What you should do: Rewrite the items from the first line up to and including the line with "logo-tagline: 专业的人才招聘平台 [148,162,257,177]", swapping "category-item" for "sidebar-item" and changing nothing else.

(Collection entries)
▼

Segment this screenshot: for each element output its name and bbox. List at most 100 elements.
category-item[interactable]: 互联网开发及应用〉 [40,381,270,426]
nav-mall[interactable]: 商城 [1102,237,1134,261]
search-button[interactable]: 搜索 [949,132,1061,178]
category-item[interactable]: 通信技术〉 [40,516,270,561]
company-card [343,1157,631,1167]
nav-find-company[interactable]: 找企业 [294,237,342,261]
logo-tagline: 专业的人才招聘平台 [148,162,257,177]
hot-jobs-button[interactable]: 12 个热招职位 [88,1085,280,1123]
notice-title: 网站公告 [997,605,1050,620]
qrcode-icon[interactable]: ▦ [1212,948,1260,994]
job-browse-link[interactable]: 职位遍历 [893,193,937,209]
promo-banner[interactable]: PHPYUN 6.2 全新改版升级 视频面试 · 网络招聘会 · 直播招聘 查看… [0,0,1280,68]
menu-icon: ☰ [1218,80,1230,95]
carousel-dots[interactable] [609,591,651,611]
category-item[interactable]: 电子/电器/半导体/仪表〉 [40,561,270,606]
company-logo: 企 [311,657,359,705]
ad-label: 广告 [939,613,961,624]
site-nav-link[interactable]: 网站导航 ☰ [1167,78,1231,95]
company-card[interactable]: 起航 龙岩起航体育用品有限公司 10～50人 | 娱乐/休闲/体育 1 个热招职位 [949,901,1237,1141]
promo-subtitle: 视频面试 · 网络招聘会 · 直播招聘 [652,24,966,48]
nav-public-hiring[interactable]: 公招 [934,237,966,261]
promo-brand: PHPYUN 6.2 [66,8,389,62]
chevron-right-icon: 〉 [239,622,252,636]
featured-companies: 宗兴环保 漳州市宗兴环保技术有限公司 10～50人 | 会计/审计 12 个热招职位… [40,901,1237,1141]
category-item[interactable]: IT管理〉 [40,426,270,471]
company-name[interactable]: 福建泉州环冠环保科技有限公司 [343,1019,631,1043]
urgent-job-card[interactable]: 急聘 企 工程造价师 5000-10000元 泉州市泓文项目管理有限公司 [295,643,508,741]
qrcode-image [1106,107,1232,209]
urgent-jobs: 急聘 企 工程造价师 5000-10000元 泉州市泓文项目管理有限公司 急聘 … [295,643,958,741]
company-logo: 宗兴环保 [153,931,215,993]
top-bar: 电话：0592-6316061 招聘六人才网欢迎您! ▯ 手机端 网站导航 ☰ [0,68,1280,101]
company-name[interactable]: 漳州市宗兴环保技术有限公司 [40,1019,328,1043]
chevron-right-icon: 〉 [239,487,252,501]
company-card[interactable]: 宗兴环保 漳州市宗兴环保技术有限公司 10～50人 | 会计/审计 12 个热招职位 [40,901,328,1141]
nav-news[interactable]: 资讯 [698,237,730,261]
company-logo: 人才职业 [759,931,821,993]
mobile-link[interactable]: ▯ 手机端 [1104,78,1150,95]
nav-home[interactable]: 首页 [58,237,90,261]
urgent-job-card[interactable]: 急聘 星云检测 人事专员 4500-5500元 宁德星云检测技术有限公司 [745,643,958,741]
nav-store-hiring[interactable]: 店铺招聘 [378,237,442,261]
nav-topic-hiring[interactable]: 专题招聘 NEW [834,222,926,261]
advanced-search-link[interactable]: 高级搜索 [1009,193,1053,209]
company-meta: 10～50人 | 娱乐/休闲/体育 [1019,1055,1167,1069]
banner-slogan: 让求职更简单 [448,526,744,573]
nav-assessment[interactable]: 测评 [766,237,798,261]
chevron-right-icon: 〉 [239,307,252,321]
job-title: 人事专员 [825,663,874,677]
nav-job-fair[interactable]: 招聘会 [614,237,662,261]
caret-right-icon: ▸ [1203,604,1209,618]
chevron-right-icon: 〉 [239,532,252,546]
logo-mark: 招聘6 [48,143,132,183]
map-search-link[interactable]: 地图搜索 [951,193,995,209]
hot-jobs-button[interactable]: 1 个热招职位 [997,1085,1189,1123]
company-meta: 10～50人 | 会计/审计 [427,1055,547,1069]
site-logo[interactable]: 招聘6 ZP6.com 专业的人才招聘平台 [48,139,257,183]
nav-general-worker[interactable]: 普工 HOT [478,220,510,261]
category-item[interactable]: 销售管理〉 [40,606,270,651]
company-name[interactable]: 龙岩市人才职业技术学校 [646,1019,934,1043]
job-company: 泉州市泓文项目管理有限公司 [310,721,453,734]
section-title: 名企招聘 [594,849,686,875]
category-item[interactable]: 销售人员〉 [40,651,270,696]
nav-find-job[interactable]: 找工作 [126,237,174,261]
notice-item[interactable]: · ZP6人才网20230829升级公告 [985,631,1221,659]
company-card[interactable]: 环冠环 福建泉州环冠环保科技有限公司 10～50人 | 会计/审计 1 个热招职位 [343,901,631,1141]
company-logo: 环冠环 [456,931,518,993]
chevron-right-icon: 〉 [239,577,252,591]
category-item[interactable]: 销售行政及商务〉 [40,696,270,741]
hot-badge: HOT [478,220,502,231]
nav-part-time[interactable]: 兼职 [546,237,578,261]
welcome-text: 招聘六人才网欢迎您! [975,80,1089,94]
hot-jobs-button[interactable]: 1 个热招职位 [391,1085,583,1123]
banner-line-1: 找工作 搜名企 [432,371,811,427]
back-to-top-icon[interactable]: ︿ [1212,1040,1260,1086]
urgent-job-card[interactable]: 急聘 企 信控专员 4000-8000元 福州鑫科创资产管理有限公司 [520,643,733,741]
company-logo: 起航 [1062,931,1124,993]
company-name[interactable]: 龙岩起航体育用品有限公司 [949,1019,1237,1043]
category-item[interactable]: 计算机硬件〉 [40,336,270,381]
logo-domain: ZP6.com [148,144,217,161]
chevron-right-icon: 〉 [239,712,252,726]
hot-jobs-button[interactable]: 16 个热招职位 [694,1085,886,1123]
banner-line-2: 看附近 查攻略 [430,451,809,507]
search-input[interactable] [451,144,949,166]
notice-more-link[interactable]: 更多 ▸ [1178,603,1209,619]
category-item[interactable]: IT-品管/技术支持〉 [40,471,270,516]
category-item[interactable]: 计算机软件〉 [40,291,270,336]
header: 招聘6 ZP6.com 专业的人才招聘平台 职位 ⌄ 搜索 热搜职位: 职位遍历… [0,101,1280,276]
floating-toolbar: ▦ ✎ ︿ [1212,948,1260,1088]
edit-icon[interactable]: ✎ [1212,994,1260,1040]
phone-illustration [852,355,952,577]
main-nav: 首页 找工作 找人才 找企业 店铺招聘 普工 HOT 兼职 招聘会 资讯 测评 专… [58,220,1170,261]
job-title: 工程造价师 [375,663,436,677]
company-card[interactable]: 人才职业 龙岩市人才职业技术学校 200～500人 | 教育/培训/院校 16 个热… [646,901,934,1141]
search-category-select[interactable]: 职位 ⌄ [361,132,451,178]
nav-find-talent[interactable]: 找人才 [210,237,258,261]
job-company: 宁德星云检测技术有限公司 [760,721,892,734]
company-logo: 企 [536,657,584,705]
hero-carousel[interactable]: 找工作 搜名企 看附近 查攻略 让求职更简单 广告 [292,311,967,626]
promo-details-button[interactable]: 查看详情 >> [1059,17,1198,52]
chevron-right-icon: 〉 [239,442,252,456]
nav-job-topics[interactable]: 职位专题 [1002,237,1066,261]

▲

Completed exercise:
Segment this screenshot: for each element output its name and bbox. List at most 100 elements.
sidebar-item[interactable]: 互联网开发及应用〉 [40,381,270,426]
nav-mall[interactable]: 商城 [1102,237,1134,261]
search-button[interactable]: 搜索 [949,132,1061,178]
sidebar-item[interactable]: 通信技术〉 [40,516,270,561]
company-card [343,1157,631,1167]
nav-find-company[interactable]: 找企业 [294,237,342,261]
logo-tagline: 专业的人才招聘平台 [148,162,257,177]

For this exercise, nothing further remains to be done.